**Directions for this task:** Copy every line from the material below that holds "وقيل".
[start Dataset excerpts]
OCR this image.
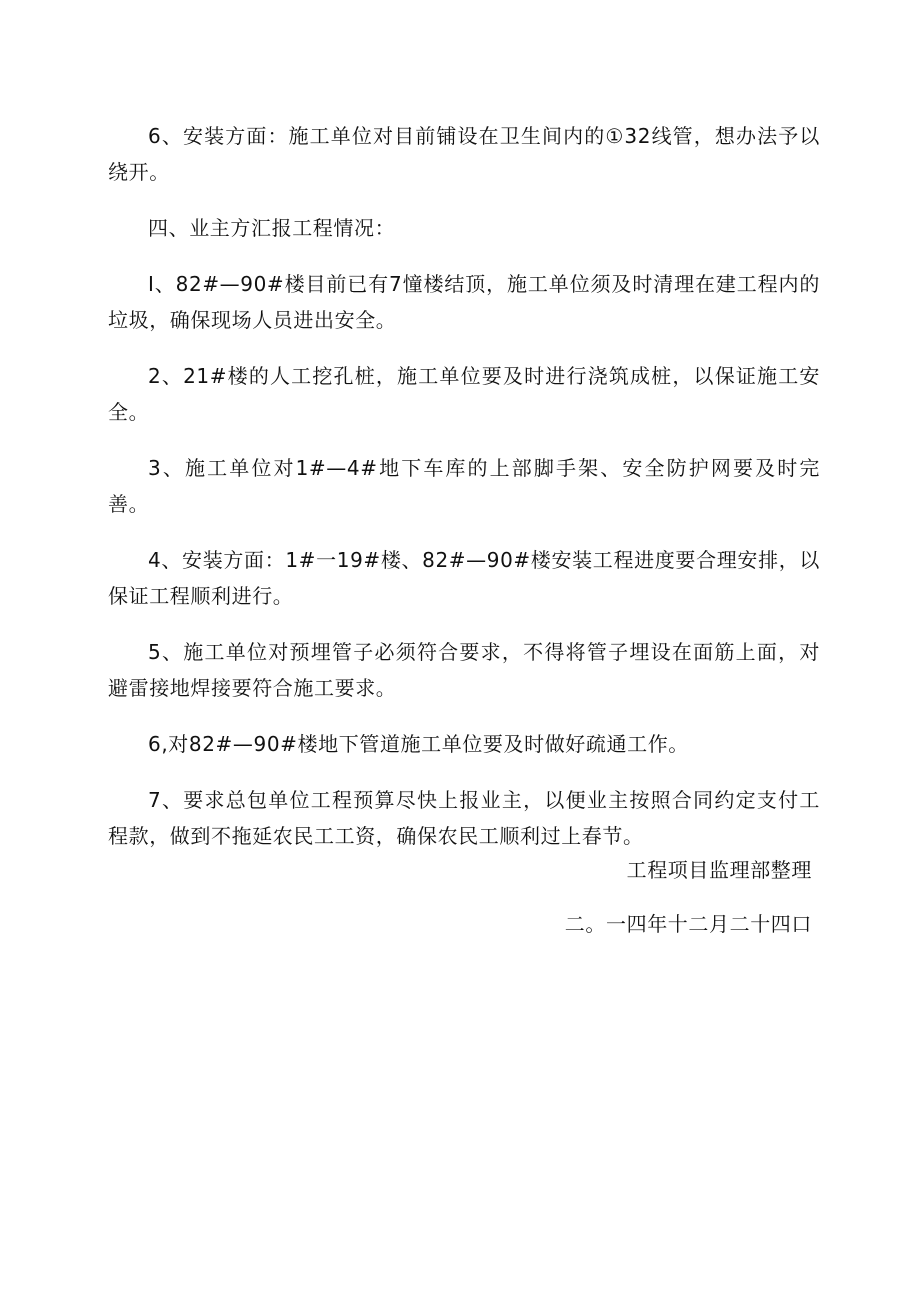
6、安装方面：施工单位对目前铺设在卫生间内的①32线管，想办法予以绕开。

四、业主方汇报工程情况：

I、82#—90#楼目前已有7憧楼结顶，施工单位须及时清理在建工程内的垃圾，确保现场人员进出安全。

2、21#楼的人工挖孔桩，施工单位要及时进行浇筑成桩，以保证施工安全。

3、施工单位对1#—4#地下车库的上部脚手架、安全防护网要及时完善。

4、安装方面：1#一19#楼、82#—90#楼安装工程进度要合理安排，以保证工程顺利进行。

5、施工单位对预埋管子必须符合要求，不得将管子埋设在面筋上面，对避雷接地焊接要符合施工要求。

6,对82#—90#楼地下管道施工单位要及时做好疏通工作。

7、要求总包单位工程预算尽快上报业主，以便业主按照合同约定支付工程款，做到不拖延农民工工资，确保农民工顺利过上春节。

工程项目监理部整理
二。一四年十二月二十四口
[end Dataset excerpts]
[start Dataset excerpts]
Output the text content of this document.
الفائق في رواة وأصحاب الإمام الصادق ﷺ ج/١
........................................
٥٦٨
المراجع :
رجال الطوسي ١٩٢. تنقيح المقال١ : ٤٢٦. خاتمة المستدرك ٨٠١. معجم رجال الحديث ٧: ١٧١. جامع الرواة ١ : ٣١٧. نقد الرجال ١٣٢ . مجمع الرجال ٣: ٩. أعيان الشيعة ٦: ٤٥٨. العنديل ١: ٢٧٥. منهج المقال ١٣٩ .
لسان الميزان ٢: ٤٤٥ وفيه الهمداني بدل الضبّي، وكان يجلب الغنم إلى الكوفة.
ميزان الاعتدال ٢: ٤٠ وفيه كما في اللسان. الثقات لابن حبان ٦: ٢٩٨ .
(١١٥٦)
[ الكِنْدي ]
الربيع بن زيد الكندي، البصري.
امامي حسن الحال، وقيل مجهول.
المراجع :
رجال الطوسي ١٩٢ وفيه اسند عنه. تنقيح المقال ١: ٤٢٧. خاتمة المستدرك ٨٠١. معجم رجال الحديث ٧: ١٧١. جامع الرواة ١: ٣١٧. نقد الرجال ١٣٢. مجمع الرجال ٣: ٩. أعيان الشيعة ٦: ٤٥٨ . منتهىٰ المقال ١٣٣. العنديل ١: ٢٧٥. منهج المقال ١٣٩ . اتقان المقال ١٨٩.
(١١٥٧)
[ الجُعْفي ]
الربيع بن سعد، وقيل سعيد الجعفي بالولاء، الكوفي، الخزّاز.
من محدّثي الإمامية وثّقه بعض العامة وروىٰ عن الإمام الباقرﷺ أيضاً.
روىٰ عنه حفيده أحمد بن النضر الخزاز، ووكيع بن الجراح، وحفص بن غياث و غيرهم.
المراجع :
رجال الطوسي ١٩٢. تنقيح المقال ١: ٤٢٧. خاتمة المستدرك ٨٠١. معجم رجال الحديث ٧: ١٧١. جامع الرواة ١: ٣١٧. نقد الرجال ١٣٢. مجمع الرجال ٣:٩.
[end Dataset excerpts]
**Full answer:**
امامي حسن الحال، وقيل مجهول.
الربيع بن سعد، وقيل سعيد الجعفي بالولاء، الكوفي، الخزّاز.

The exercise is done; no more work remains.